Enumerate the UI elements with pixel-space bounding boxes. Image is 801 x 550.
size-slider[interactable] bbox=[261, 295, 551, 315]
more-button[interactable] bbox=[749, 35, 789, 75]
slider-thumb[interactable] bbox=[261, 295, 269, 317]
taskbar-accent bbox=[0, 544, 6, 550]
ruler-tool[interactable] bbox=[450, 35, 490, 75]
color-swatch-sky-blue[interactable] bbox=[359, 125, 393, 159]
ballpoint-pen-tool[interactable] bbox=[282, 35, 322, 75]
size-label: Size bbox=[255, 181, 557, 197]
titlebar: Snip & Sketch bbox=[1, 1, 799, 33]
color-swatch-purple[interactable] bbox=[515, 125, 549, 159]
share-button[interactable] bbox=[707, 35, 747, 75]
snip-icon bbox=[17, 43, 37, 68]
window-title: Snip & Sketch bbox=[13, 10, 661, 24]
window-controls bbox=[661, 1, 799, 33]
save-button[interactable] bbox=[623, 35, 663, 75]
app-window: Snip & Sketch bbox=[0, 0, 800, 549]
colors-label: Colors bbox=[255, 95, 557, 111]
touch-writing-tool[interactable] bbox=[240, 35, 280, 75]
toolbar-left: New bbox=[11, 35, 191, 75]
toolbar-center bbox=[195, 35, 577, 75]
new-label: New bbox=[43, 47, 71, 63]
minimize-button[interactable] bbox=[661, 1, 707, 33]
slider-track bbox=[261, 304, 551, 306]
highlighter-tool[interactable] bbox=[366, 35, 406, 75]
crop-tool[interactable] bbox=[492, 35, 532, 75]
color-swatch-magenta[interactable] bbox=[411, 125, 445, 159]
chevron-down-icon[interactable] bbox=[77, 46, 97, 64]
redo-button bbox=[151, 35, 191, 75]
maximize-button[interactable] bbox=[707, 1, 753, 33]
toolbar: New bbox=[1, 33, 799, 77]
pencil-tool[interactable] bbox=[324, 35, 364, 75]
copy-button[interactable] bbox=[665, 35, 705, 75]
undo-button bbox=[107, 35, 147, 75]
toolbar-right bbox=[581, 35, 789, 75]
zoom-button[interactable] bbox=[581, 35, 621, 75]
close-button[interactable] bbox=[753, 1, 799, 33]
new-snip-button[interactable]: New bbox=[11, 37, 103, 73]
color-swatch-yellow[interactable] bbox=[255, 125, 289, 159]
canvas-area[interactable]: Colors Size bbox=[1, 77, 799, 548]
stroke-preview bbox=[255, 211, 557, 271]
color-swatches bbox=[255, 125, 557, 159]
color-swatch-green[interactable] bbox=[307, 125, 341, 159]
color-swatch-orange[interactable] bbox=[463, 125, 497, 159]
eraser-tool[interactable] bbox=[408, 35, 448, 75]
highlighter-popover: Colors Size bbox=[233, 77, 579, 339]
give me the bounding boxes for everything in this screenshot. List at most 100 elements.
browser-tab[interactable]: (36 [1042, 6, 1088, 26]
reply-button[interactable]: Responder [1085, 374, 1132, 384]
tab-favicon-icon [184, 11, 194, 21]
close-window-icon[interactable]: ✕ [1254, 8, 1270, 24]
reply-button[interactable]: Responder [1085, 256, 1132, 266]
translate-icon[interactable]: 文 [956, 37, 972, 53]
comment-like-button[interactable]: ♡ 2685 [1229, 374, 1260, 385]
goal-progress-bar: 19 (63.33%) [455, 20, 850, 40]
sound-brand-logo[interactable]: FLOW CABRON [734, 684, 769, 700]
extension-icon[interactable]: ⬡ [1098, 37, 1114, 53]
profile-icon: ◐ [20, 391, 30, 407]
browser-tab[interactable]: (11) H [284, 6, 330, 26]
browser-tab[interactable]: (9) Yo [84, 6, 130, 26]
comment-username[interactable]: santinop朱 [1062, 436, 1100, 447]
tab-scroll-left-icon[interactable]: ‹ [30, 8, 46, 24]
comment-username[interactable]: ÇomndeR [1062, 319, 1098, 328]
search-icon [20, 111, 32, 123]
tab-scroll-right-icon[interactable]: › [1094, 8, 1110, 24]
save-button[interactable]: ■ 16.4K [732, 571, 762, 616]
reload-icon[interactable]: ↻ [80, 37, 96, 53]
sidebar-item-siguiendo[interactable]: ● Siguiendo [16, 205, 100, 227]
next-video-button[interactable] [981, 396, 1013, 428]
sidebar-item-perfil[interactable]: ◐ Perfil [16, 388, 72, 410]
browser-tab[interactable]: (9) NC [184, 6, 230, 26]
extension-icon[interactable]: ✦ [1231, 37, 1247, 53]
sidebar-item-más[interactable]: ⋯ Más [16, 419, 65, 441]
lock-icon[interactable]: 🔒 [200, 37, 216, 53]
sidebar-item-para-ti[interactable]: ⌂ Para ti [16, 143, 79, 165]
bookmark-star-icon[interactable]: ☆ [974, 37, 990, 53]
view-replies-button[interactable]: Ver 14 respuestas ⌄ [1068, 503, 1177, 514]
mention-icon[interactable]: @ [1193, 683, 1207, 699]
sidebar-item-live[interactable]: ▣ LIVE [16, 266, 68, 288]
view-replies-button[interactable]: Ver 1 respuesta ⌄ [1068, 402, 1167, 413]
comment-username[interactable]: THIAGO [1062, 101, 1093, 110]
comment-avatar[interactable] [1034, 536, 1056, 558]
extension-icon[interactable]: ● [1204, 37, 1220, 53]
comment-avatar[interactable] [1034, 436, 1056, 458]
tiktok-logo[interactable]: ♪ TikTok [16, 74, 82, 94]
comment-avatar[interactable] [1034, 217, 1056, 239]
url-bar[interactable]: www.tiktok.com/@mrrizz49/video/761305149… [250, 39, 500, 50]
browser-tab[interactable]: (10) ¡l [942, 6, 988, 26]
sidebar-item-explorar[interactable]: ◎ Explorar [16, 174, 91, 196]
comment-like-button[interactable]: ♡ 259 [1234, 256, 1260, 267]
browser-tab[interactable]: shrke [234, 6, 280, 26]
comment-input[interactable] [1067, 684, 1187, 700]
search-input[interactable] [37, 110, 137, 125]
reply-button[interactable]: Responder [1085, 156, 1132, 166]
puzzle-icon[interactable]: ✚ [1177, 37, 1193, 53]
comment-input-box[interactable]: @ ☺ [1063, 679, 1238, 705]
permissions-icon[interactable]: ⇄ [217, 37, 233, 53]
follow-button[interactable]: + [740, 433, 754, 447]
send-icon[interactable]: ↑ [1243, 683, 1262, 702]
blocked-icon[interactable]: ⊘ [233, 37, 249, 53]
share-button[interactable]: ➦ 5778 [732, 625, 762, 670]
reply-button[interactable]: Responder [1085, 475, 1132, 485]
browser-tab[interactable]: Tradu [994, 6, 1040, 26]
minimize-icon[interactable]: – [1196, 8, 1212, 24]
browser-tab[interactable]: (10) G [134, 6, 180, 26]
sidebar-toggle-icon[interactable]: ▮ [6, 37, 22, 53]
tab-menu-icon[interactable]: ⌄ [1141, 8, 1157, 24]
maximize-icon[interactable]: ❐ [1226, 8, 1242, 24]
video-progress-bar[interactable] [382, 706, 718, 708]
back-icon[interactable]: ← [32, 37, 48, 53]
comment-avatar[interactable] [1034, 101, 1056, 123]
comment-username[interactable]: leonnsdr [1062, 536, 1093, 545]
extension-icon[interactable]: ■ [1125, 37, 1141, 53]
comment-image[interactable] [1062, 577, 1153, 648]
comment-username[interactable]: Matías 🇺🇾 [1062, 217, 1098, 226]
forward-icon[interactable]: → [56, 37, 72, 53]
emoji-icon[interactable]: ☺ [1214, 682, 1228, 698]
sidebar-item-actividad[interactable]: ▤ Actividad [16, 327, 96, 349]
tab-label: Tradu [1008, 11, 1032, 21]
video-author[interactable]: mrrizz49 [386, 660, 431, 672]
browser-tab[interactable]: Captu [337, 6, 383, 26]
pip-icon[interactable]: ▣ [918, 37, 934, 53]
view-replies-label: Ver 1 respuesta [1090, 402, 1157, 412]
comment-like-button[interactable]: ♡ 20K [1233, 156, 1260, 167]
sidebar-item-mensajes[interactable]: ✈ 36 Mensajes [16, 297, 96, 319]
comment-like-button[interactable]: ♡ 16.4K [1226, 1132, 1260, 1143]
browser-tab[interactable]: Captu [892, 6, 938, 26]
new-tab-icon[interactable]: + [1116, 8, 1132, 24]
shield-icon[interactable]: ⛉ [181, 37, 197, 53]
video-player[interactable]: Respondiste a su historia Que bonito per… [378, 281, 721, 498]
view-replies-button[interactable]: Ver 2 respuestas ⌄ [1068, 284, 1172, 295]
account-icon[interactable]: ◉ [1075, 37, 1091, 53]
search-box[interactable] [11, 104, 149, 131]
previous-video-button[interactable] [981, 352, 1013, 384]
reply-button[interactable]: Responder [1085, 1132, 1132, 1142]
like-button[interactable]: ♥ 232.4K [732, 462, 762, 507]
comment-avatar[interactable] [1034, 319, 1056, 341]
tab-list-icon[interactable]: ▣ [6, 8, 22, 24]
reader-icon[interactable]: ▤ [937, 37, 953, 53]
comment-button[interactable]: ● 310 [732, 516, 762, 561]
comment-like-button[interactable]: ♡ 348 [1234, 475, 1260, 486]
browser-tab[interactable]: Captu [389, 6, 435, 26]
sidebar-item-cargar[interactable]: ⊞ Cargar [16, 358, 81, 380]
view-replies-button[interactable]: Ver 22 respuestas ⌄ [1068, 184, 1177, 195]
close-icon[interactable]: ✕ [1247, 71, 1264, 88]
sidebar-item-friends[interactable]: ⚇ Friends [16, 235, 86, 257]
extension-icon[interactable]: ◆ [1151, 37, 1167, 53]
======
=== Exercise task ===
Pull out every line of the material above that contains the string "replies".

=== Task response ===
view-replies-button[interactable]: Ver 14 respuestas ⌄ [1068, 503, 1177, 514]
view-replies-button[interactable]: Ver 1 respuesta ⌄ [1068, 402, 1167, 413]
view-replies-label: Ver 1 respuesta [1090, 402, 1157, 412]
view-replies-button[interactable]: Ver 2 respuestas ⌄ [1068, 284, 1172, 295]
view-replies-button[interactable]: Ver 22 respuestas ⌄ [1068, 184, 1177, 195]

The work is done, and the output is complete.